▶ What needs to be done: Check every line below for the word "know" and give only the number of lines where it appears.

▶ Information shown:
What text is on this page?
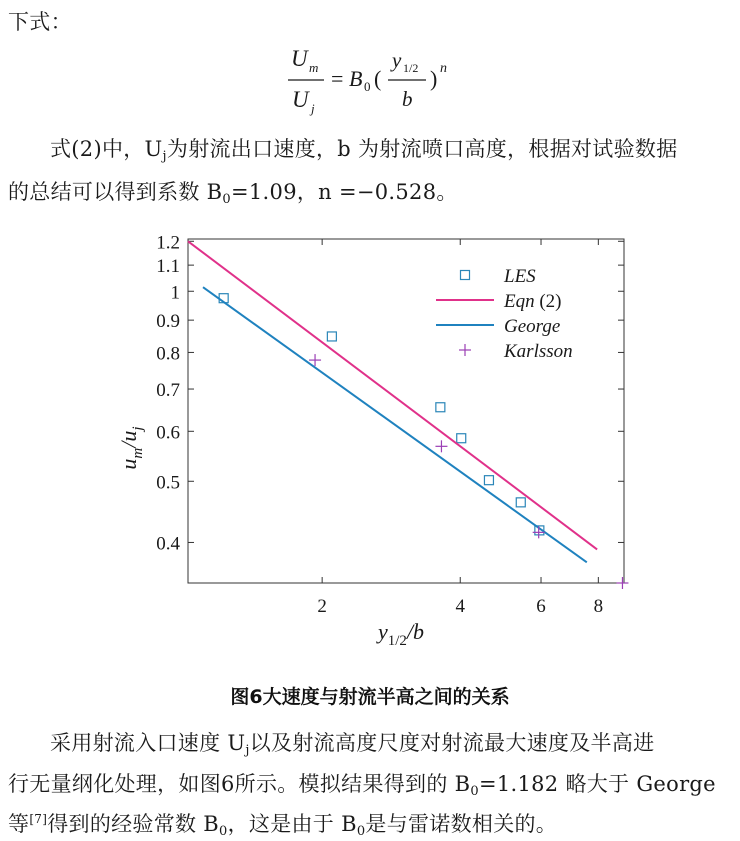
下式：
U m
U j
= B 0 (
y 1/2
b
) n
式(2)中，$U_j$为射流出口速度，b 为射流喷口高度，根据对试验数据
的总结可以得到系数 $B_0=1.09$，n =−0.528。
0.4
0.5
0.6
0.7
0.8
0.9
1
1.1
1.2
2	4	6	8
LES
Eqn (2)
George
Karlsson
$y_{1/2}/b$
$u_m/u_j$
图6大速度与射流半高之间的关系
采用射流入口速度 $U_j$以及射流高度尺度对射流最大速度及半高进
行无量纲化处理，如图6所示。模拟结果得到的 $B_0=1.182$ 略大于 George
等[7]得到的经验常数 $B_0$，这是由于 $B_0$是与雷诺数相关的。
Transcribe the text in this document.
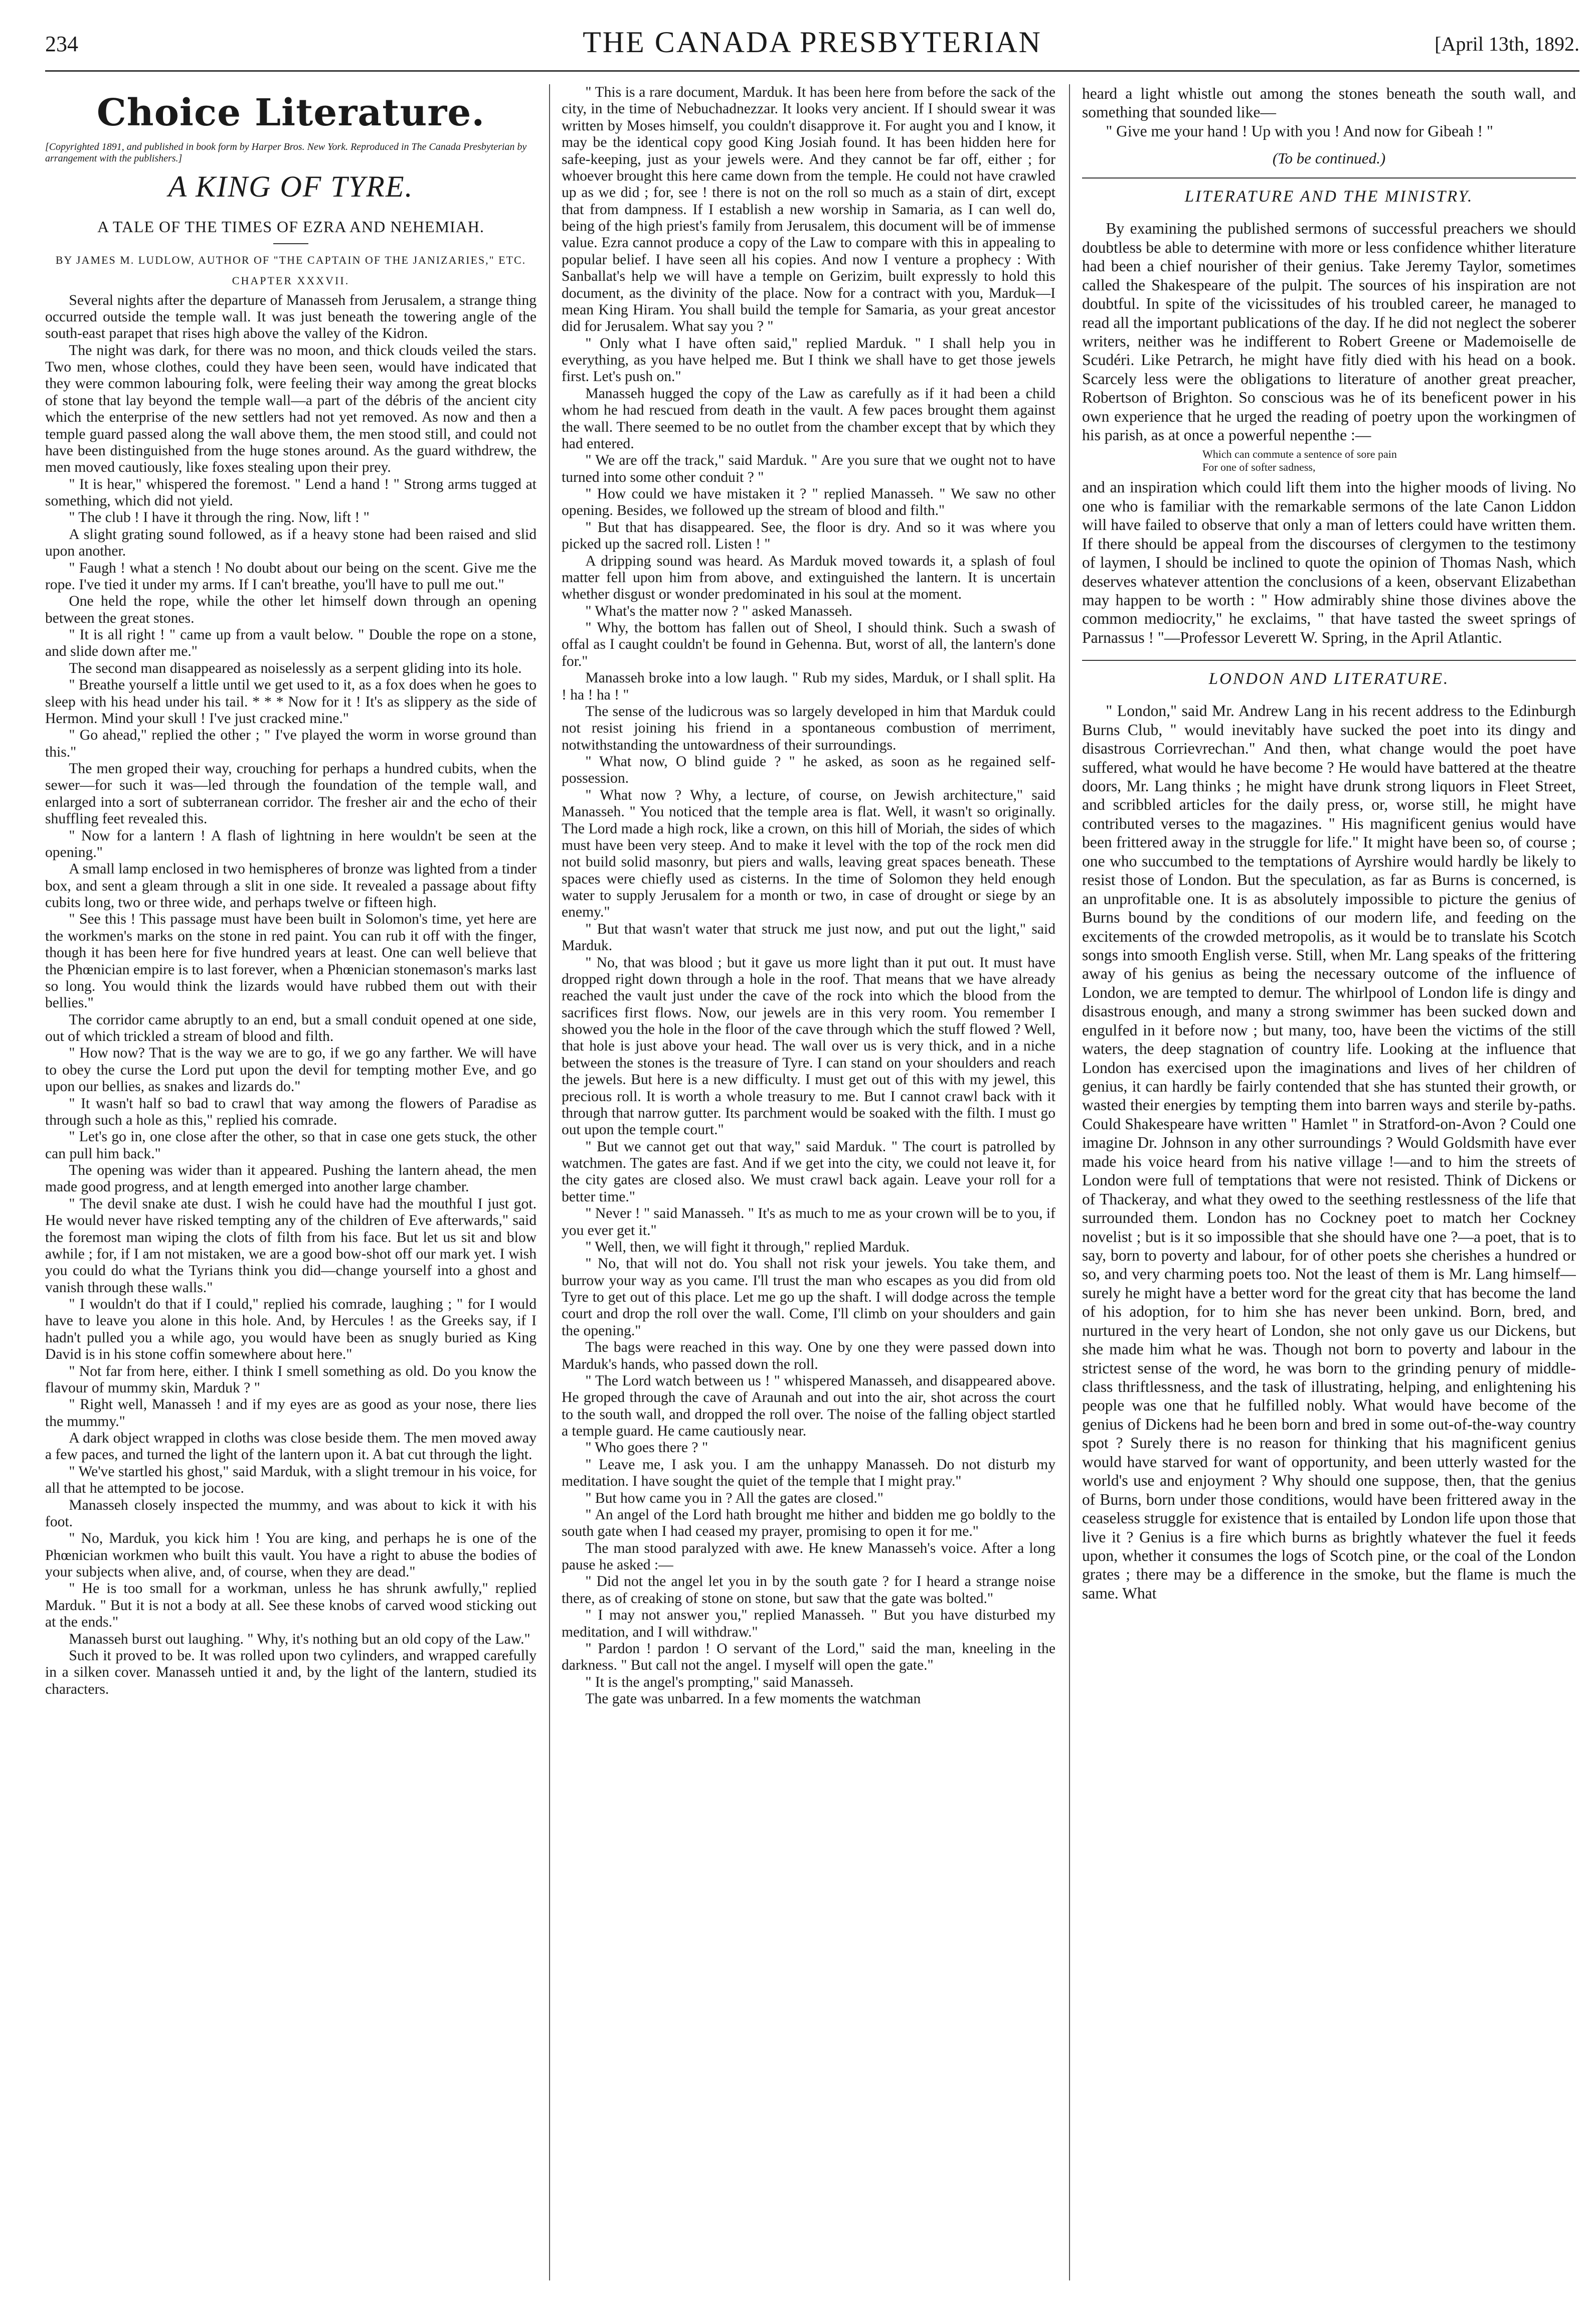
234	THE CANADA PRESBYTERIAN	[April 13th, 1892.
Choice Literature.
[Copyrighted 1891, and published in book form by Harper Bros. New York. Reproduced in The Canada Presbyterian by arrangement with the publishers.]
A KING OF TYRE.
A TALE OF THE TIMES OF EZRA AND NEHEMIAH.
BY JAMES M. LUDLOW, AUTHOR OF "THE CAPTAIN OF THE JANIZARIES," ETC.
CHAPTER XXXVII.

Several nights after the departure of Manasseh from Jerusalem, a strange thing occurred outside the temple wall. It was just beneath the towering angle of the south-east parapet that rises high above the valley of the Kidron.

The night was dark, for there was no moon, and thick clouds veiled the stars. Two men, whose clothes, could they have been seen, would have indicated that they were common labouring folk, were feeling their way among the great blocks of stone that lay beyond the temple wall—a part of the débris of the ancient city which the enterprise of the new settlers had not yet removed. As now and then a temple guard passed along the wall above them, the men stood still, and could not have been distinguished from the huge stones around. As the guard withdrew, the men moved cautiously, like foxes stealing upon their prey.

" It is hear," whispered the foremost. " Lend a hand ! " Strong arms tugged at something, which did not yield.

" The club ! I have it through the ring. Now, lift ! "

A slight grating sound followed, as if a heavy stone had been raised and slid upon another.

" Faugh ! what a stench ! No doubt about our being on the scent. Give me the rope. I've tied it under my arms. If I can't breathe, you'll have to pull me out."

One held the rope, while the other let himself down through an opening between the great stones.

" It is all right ! " came up from a vault below. " Double the rope on a stone, and slide down after me."

The second man disappeared as noiselessly as a serpent gliding into its hole.

" Breathe yourself a little until we get used to it, as a fox does when he goes to sleep with his head under his tail. * * * Now for it ! It's as slippery as the side of Hermon. Mind your skull ! I've just cracked mine."

" Go ahead," replied the other ; " I've played the worm in worse ground than this."

The men groped their way, crouching for perhaps a hundred cubits, when the sewer—for such it was—led through the foundation of the temple wall, and enlarged into a sort of subterranean corridor. The fresher air and the echo of their shuffling feet revealed this.

" Now for a lantern ! A flash of lightning in here wouldn't be seen at the opening."

A small lamp enclosed in two hemispheres of bronze was lighted from a tinder box, and sent a gleam through a slit in one side. It revealed a passage about fifty cubits long, two or three wide, and perhaps twelve or fifteen high.

" See this ! This passage must have been built in Solomon's time, yet here are the workmen's marks on the stone in red paint. You can rub it off with the finger, though it has been here for five hundred years at least. One can well believe that the Phœnician empire is to last forever, when a Phœnician stonemason's marks last so long. You would think the lizards would have rubbed them out with their bellies."

The corridor came abruptly to an end, but a small conduit opened at one side, out of which trickled a stream of blood and filth.

" How now? That is the way we are to go, if we go any farther. We will have to obey the curse the Lord put upon the devil for tempting mother Eve, and go upon our bellies, as snakes and lizards do."

" It wasn't half so bad to crawl that way among the flowers of Paradise as through such a hole as this," replied his comrade.

" Let's go in, one close after the other, so that in case one gets stuck, the other can pull him back."

The opening was wider than it appeared. Pushing the lantern ahead, the men made good progress, and at length emerged into another large chamber.

" The devil snake ate dust. I wish he could have had the mouthful I just got. He would never have risked tempting any of the children of Eve afterwards," said the foremost man wiping the clots of filth from his face. But let us sit and blow awhile ; for, if I am not mistaken, we are a good bow-shot off our mark yet. I wish you could do what the Tyrians think you did—change yourself into a ghost and vanish through these walls."

" I wouldn't do that if I could," replied his comrade, laughing ; " for I would have to leave you alone in this hole. And, by Hercules ! as the Greeks say, if I hadn't pulled you a while ago, you would have been as snugly buried as King David is in his stone coffin somewhere about here."

" Not far from here, either. I think I smell something as old. Do you know the flavour of mummy skin, Marduk ? "

" Right well, Manasseh ! and if my eyes are as good as your nose, there lies the mummy."

A dark object wrapped in cloths was close beside them. The men moved away a few paces, and turned the light of the lantern upon it. A bat cut through the light.

" We've startled his ghost," said Marduk, with a slight tremour in his voice, for all that he attempted to be jocose.

Manasseh closely inspected the mummy, and was about to kick it with his foot.

" No, Marduk, you kick him ! You are king, and perhaps he is one of the Phœnician workmen who built this vault. You have a right to abuse the bodies of your subjects when alive, and, of course, when they are dead."

" He is too small for a workman, unless he has shrunk awfully," replied Marduk. " But it is not a body at all. See these knobs of carved wood sticking out at the ends."

Manasseh burst out laughing. " Why, it's nothing but an old copy of the Law."

Such it proved to be. It was rolled upon two cylinders, and wrapped carefully in a silken cover. Manasseh untied it and, by the light of the lantern, studied its characters.

" This is a rare document, Marduk. It has been here from before the sack of the city, in the time of Nebuchadnezzar. It looks very ancient. If I should swear it was written by Moses himself, you couldn't disapprove it. For aught you and I know, it may be the identical copy good King Josiah found. It has been hidden here for safe-keeping, just as your jewels were. And they cannot be far off, either ; for whoever brought this here came down from the temple. He could not have crawled up as we did ; for, see ! there is not on the roll so much as a stain of dirt, except that from dampness. If I establish a new worship in Samaria, as I can well do, being of the high priest's family from Jerusalem, this document will be of immense value. Ezra cannot produce a copy of the Law to compare with this in appealing to popular belief. I have seen all his copies. And now I venture a prophecy : With Sanballat's help we will have a temple on Gerizim, built expressly to hold this document, as the divinity of the place. Now for a contract with you, Marduk—I mean King Hiram. You shall build the temple for Samaria, as your great ancestor did for Jerusalem. What say you ? "

" Only what I have often said," replied Marduk. " I shall help you in everything, as you have helped me. But I think we shall have to get those jewels first. Let's push on."

Manasseh hugged the copy of the Law as carefully as if it had been a child whom he had rescued from death in the vault. A few paces brought them against the wall. There seemed to be no outlet from the chamber except that by which they had entered.

" We are off the track," said Marduk. " Are you sure that we ought not to have turned into some other conduit ? "

" How could we have mistaken it ? " replied Manasseh. " We saw no other opening. Besides, we followed up the stream of blood and filth."

" But that has disappeared. See, the floor is dry. And so it was where you picked up the sacred roll. Listen ! "

A dripping sound was heard. As Marduk moved towards it, a splash of foul matter fell upon him from above, and extinguished the lantern. It is uncertain whether disgust or wonder predominated in his soul at the moment.

" What's the matter now ? " asked Manasseh.

" Why, the bottom has fallen out of Sheol, I should think. Such a swash of offal as I caught couldn't be found in Gehenna. But, worst of all, the lantern's done for."

Manasseh broke into a low laugh. " Rub my sides, Marduk, or I shall split. Ha ! ha ! ha ! "

The sense of the ludicrous was so largely developed in him that Marduk could not resist joining his friend in a spontaneous combustion of merriment, notwithstanding the untowardness of their surroundings.

" What now, O blind guide ? " he asked, as soon as he regained self-possession.

" What now ? Why, a lecture, of course, on Jewish architecture," said Manasseh. " You noticed that the temple area is flat. Well, it wasn't so originally. The Lord made a high rock, like a crown, on this hill of Moriah, the sides of which must have been very steep. And to make it level with the top of the rock men did not build solid masonry, but piers and walls, leaving great spaces beneath. These spaces were chiefly used as cisterns. In the time of Solomon they held enough water to supply Jerusalem for a month or two, in case of drought or siege by an enemy."

" But that wasn't water that struck me just now, and put out the light," said Marduk.

" No, that was blood ; but it gave us more light than it put out. It must have dropped right down through a hole in the roof. That means that we have already reached the vault just under the cave of the rock into which the blood from the sacrifices first flows. Now, our jewels are in this very room. You remember I showed you the hole in the floor of the cave through which the stuff flowed ? Well, that hole is just above your head. The wall over us is very thick, and in a niche between the stones is the treasure of Tyre. I can stand on your shoulders and reach the jewels. But here is a new difficulty. I must get out of this with my jewel, this precious roll. It is worth a whole treasury to me. But I cannot crawl back with it through that narrow gutter. Its parchment would be soaked with the filth. I must go out upon the temple court."

" But we cannot get out that way," said Marduk. " The court is patrolled by watchmen. The gates are fast. And if we get into the city, we could not leave it, for the city gates are closed also. We must crawl back again. Leave your roll for a better time."

" Never ! " said Manasseh. " It's as much to me as your crown will be to you, if you ever get it."

" Well, then, we will fight it through," replied Marduk.

" No, that will not do. You shall not risk your jewels. You take them, and burrow your way as you came. I'll trust the man who escapes as you did from old Tyre to get out of this place. Let me go up the shaft. I will dodge across the temple court and drop the roll over the wall. Come, I'll climb on your shoulders and gain the opening."

The bags were reached in this way. One by one they were passed down into Marduk's hands, who passed down the roll.

" The Lord watch between us ! " whispered Manasseh, and disappeared above. He groped through the cave of Araunah and out into the air, shot across the court to the south wall, and dropped the roll over. The noise of the falling object startled a temple guard. He came cautiously near.

" Who goes there ? "

" Leave me, I ask you. I am the unhappy Manasseh. Do not disturb my meditation. I have sought the quiet of the temple that I might pray."

" But how came you in ? All the gates are closed."

" An angel of the Lord hath brought me hither and bidden me go boldly to the south gate when I had ceased my prayer, promising to open it for me."

The man stood paralyzed with awe. He knew Manasseh's voice. After a long pause he asked :—

" Did not the angel let you in by the south gate ? for I heard a strange noise there, as of creaking of stone on stone, but saw that the gate was bolted."

" I may not answer you," replied Manasseh. " But you have disturbed my meditation, and I will withdraw."

" Pardon ! pardon ! O servant of the Lord," said the man, kneeling in the darkness. " But call not the angel. I myself will open the gate."

" It is the angel's prompting," said Manasseh.

The gate was unbarred. In a few moments the watchman

heard a light whistle out among the stones beneath the south wall, and something that sounded like—

" Give me your hand ! Up with you ! And now for Gibeah ! "

(To be continued.)
LITERATURE AND THE MINISTRY.

By examining the published sermons of successful preachers we should doubtless be able to determine with more or less confidence whither literature had been a chief nourisher of their genius. Take Jeremy Taylor, sometimes called the Shakespeare of the pulpit. The sources of his inspiration are not doubtful. In spite of the vicissitudes of his troubled career, he managed to read all the important publications of the day. If he did not neglect the soberer writers, neither was he indifferent to Robert Greene or Mademoiselle de Scudéri. Like Petrarch, he might have fitly died with his head on a book. Scarcely less were the obligations to literature of another great preacher, Robertson of Brighton. So conscious was he of its beneficent power in his own experience that he urged the reading of poetry upon the workingmen of his parish, as at once a powerful nepenthe :—

Which can commute a sentence of sore pain
For one of softer sadness,

and an inspiration which could lift them into the higher moods of living. No one who is familiar with the remarkable sermons of the late Canon Liddon will have failed to observe that only a man of letters could have written them. If there should be appeal from the discourses of clergymen to the testimony of laymen, I should be inclined to quote the opinion of Thomas Nash, which deserves whatever attention the conclusions of a keen, observant Elizabethan may happen to be worth : " How admirably shine those divines above the common mediocrity," he exclaims, " that have tasted the sweet springs of Parnassus ! "—Professor Leverett W. Spring, in the April Atlantic.

LONDON AND LITERATURE.

" London," said Mr. Andrew Lang in his recent address to the Edinburgh Burns Club, " would inevitably have sucked the poet into its dingy and disastrous Corrievrechan." And then, what change would the poet have suffered, what would he have become ? He would have battered at the theatre doors, Mr. Lang thinks ; he might have drunk strong liquors in Fleet Street, and scribbled articles for the daily press, or, worse still, he might have contributed verses to the magazines. " His magnificent genius would have been frittered away in the struggle for life." It might have been so, of course ; one who succumbed to the temptations of Ayrshire would hardly be likely to resist those of London. But the speculation, as far as Burns is concerned, is an unprofitable one. It is as absolutely impossible to picture the genius of Burns bound by the conditions of our modern life, and feeding on the excitements of the crowded metropolis, as it would be to translate his Scotch songs into smooth English verse. Still, when Mr. Lang speaks of the frittering away of his genius as being the necessary outcome of the influence of London, we are tempted to demur. The whirlpool of London life is dingy and disastrous enough, and many a strong swimmer has been sucked down and engulfed in it before now ; but many, too, have been the victims of the still waters, the deep stagnation of country life. Looking at the influence that London has exercised upon the imaginations and lives of her children of genius, it can hardly be fairly contended that she has stunted their growth, or wasted their energies by tempting them into barren ways and sterile by-paths. Could Shakespeare have written " Hamlet " in Stratford-on-Avon ? Could one imagine Dr. Johnson in any other surroundings ? Would Goldsmith have ever made his voice heard from his native village !—and to him the streets of London were full of temptations that were not resisted. Think of Dickens or of Thackeray, and what they owed to the seething restlessness of the life that surrounded them. London has no Cockney poet to match her Cockney novelist ; but is it so impossible that she should have one ?—a poet, that is to say, born to poverty and labour, for of other poets she cherishes a hundred or so, and very charming poets too. Not the least of them is Mr. Lang himself—surely he might have a better word for the great city that has become the land of his adoption, for to him she has never been unkind. Born, bred, and nurtured in the very heart of London, she not only gave us our Dickens, but she made him what he was. Though not born to poverty and labour in the strictest sense of the word, he was born to the grinding penury of middle-class thriftlessness, and the task of illustrating, helping, and enlightening his people was one that he fulfilled nobly. What would have become of the genius of Dickens had he been born and bred in some out-of-the-way country spot ? Surely there is no reason for thinking that his magnificent genius would have starved for want of opportunity, and been utterly wasted for the world's use and enjoyment ? Why should one suppose, then, that the genius of Burns, born under those conditions, would have been frittered away in the ceaseless struggle for existence that is entailed by London life upon those that live it ? Genius is a fire which burns as brightly whatever the fuel it feeds upon, whether it consumes the logs of Scotch pine, or the coal of the London grates ; there may be a difference in the smoke, but the flame is much the same. What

▶ Exercise solution: 2